→ WHAT YOU ARE ASKED TO DO
Will you quote only the lines starting at the one that contains "Decode this image" and ending with the last line of the listing below, inclusive?

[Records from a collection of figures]
START

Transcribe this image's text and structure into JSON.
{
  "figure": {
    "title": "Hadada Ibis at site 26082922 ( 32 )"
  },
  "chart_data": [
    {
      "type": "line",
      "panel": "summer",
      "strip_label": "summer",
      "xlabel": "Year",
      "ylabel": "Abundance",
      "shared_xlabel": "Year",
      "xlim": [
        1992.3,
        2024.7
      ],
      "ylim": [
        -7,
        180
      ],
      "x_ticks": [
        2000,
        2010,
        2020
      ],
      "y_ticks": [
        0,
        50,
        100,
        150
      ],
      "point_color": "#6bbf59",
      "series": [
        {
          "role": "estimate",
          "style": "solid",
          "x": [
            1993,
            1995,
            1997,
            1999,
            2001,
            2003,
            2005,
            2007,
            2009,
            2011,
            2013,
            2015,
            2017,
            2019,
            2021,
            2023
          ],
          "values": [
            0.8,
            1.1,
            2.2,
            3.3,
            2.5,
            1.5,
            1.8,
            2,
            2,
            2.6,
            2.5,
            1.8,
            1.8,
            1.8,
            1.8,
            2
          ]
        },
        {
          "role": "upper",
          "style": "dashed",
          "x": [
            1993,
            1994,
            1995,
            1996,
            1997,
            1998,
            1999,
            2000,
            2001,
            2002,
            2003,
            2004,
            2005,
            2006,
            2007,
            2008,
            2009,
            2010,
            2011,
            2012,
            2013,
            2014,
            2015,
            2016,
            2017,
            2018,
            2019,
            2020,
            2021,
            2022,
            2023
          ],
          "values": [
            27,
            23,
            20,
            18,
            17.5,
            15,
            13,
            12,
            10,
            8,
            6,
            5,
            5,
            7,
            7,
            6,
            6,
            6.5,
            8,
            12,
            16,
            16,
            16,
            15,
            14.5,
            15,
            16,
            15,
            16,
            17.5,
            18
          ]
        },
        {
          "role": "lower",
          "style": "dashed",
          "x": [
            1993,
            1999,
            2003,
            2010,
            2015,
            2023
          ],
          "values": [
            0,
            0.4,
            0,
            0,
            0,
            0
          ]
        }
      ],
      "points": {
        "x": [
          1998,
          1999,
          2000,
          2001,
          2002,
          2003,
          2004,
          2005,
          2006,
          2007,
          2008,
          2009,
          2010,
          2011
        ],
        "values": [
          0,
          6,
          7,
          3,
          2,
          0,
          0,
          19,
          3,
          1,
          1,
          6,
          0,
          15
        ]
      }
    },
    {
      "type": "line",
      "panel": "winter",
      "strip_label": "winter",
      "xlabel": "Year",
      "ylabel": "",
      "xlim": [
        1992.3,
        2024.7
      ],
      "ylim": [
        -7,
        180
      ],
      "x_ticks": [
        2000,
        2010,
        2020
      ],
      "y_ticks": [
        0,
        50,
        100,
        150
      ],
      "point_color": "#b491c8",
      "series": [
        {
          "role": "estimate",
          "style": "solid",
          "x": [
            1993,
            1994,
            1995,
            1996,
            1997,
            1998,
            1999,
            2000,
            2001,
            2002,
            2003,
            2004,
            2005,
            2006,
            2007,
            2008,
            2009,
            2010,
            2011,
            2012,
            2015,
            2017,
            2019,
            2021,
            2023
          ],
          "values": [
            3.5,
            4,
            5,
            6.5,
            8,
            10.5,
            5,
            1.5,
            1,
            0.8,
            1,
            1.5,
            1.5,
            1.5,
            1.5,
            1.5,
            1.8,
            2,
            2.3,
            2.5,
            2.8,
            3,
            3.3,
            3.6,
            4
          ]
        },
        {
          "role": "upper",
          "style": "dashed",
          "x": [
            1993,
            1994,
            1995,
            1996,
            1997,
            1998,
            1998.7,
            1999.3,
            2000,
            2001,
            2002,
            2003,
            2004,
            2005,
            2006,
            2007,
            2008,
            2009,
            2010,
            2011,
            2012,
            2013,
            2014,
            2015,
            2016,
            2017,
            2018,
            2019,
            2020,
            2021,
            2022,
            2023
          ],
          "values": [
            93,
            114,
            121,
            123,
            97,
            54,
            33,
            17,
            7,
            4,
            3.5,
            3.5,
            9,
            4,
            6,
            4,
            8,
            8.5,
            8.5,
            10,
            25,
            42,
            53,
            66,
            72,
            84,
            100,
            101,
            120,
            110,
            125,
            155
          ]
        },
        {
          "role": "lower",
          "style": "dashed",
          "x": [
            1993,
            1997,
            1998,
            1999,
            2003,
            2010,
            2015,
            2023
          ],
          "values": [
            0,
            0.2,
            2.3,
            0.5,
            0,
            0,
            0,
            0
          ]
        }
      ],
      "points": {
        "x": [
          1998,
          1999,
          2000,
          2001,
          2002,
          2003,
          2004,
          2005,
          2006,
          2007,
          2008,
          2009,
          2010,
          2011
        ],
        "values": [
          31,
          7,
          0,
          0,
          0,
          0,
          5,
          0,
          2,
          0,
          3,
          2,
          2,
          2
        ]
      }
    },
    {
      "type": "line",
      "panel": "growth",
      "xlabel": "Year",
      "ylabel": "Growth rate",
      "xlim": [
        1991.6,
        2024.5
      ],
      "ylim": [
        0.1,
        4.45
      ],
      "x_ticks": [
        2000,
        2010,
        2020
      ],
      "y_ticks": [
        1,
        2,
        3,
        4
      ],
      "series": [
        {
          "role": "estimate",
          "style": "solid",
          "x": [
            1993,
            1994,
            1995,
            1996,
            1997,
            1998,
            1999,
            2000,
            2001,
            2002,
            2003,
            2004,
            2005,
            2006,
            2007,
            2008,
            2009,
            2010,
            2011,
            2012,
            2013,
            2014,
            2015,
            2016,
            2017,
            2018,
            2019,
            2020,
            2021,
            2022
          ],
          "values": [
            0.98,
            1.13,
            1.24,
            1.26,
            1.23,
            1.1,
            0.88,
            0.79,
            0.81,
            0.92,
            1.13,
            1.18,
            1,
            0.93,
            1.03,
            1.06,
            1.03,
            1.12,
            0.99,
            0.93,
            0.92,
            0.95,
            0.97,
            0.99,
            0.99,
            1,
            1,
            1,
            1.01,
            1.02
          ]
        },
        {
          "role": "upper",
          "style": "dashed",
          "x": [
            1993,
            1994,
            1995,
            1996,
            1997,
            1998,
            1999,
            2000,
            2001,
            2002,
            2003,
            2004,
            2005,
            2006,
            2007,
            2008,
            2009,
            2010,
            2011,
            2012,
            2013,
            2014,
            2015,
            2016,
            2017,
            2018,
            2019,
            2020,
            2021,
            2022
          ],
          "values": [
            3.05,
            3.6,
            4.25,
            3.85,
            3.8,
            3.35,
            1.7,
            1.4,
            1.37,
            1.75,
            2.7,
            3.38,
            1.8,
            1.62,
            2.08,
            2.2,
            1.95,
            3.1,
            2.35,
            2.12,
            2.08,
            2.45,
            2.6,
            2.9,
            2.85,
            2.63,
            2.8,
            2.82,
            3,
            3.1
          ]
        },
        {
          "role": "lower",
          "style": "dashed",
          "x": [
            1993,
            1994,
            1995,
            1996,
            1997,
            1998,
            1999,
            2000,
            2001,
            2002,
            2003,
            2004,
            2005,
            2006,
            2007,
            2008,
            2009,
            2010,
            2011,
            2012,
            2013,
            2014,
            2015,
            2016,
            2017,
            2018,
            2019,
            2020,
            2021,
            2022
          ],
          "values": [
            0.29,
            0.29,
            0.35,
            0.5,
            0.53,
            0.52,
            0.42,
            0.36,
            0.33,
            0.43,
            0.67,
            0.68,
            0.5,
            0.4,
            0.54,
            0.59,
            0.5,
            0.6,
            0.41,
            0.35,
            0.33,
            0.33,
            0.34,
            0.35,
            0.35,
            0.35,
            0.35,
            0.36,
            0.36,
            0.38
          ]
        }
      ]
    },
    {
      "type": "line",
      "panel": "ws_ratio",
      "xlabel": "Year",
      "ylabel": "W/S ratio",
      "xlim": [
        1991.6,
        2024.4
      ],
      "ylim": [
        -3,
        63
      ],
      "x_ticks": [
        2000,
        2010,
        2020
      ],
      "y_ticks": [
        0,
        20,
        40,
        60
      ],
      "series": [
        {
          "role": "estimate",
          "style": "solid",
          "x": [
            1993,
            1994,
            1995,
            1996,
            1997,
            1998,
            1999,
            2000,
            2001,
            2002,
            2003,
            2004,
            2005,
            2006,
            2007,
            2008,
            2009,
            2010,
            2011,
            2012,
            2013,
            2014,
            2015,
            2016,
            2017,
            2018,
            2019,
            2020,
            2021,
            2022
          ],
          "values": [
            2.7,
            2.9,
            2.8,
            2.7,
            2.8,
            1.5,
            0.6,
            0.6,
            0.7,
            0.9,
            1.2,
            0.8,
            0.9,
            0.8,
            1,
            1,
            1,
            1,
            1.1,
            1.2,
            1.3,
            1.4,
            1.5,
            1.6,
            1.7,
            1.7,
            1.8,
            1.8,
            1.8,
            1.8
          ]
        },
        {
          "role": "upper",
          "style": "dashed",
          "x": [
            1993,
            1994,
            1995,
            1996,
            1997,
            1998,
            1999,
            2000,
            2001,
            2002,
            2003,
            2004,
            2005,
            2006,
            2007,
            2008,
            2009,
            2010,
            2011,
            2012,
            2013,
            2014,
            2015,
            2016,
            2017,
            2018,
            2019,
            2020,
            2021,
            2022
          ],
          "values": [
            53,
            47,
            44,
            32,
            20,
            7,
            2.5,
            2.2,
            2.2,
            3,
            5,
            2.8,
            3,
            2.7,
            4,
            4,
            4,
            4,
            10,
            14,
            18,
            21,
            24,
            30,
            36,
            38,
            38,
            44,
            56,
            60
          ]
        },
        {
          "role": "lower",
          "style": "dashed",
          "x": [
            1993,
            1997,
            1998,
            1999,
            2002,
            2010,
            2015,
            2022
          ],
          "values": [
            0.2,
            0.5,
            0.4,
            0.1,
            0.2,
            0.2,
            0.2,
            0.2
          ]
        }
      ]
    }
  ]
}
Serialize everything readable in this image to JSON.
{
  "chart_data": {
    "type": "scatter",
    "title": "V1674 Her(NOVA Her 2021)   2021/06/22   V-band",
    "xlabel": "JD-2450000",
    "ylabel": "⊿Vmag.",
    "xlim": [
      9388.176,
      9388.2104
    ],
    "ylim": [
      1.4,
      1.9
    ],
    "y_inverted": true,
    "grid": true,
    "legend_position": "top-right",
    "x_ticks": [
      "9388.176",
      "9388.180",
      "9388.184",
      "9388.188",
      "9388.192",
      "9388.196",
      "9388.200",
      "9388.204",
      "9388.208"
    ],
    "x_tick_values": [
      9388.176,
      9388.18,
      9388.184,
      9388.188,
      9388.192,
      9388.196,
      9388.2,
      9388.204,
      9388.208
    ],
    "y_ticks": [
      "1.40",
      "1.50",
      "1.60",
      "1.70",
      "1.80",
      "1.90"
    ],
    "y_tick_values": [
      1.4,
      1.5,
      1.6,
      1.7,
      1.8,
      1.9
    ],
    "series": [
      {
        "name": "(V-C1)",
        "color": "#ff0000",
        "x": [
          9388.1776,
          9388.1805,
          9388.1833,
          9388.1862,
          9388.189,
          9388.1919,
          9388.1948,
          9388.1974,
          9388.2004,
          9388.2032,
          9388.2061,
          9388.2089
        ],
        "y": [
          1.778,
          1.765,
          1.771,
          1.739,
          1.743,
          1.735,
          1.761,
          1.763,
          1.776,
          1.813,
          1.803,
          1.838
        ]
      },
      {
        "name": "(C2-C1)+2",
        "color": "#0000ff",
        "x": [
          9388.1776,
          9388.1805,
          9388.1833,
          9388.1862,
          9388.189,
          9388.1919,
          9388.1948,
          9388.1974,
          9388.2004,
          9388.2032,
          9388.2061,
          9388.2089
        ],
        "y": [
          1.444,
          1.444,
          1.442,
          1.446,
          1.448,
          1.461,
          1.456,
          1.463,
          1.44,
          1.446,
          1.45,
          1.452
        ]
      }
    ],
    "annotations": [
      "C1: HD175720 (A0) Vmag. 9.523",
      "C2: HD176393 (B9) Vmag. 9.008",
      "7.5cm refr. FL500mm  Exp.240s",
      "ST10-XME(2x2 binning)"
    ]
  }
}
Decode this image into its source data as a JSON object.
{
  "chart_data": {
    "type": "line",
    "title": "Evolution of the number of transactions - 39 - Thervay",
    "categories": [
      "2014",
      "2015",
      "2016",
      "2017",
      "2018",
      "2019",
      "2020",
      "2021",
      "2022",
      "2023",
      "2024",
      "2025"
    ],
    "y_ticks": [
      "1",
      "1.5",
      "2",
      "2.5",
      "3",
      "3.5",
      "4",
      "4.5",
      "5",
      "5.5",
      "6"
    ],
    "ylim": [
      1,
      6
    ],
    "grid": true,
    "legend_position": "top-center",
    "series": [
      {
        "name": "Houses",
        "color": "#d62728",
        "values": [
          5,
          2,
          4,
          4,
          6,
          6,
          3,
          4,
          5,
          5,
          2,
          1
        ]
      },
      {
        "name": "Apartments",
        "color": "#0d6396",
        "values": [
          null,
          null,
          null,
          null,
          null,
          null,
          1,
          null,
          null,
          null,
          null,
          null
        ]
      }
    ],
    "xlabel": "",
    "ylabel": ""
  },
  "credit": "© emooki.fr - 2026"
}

END

→ COMPLETED TASK
Decode this image into its source data as a JSON object.
{
  "chart_data": {
    "type": "line",
    "title": "Evolution of the number of transactions - 39 - Thervay",
    "categories": [
      "2014",
      "2015",
      "2016",
      "2017",
      "2018",
      "2019",
      "2020",
      "2021",
      "2022",
      "2023",
      "2024",
      "2025"
    ],
    "y_ticks": [
      "1",
      "1.5",
      "2",
      "2.5",
      "3",
      "3.5",
      "4",
      "4.5",
      "5",
      "5.5",
      "6"
    ],
    "ylim": [
      1,
      6
    ],
    "grid": true,
    "legend_position": "top-center",
    "series": [
      {
        "name": "Houses",
        "color": "#d62728",
        "values": [
          5,
          2,
          4,
          4,
          6,
          6,
          3,
          4,
          5,
          5,
          2,
          1
        ]
      },
      {
        "name": "Apartments",
        "color": "#0d6396",
        "values": [
          null,
          null,
          null,
          null,
          null,
          null,
          1,
          null,
          null,
          null,
          null,
          null
        ]
      }
    ],
    "xlabel": "",
    "ylabel": ""
  },
  "credit": "© emooki.fr - 2026"
}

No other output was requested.